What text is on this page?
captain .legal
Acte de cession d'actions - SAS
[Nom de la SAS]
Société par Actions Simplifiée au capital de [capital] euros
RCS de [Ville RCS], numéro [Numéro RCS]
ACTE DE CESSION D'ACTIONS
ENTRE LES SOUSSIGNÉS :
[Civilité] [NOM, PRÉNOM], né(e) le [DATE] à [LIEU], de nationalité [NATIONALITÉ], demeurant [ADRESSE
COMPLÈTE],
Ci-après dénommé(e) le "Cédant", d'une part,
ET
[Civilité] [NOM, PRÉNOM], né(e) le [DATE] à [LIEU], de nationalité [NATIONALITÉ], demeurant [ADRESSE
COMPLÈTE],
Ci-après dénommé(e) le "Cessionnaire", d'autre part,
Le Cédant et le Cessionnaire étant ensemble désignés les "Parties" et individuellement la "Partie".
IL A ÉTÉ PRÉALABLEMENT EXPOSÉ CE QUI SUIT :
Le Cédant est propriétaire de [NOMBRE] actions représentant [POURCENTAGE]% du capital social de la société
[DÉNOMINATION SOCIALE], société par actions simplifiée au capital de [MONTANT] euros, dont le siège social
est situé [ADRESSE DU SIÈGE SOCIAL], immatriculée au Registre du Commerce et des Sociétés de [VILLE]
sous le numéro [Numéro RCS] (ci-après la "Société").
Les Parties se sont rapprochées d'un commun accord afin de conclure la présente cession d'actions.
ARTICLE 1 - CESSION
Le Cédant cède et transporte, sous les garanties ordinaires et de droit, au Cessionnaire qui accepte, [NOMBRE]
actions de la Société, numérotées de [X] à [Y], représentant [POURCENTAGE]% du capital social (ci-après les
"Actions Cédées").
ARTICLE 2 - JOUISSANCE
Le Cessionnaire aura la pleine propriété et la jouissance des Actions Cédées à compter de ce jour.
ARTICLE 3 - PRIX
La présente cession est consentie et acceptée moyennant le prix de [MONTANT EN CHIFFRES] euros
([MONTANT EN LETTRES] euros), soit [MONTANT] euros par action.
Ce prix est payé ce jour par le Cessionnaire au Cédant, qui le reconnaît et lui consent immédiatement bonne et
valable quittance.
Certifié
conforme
━━━━━━━━━━━━━━━━━━━━
◆ **WRITTEN INSTRUCTION**:
Filter the data for the string "après" and copy every line that has it.

◆ **TASK SOLUTION**:
Ci-après dénommé(e) le "Cédant", d'une part,
Ci-après dénommé(e) le "Cessionnaire", d'autre part,
sous le numéro [Numéro RCS] (ci-après la "Société").
actions de la Société, numérotées de [X] à [Y], représentant [POURCENTAGE]% du capital social (ci-après les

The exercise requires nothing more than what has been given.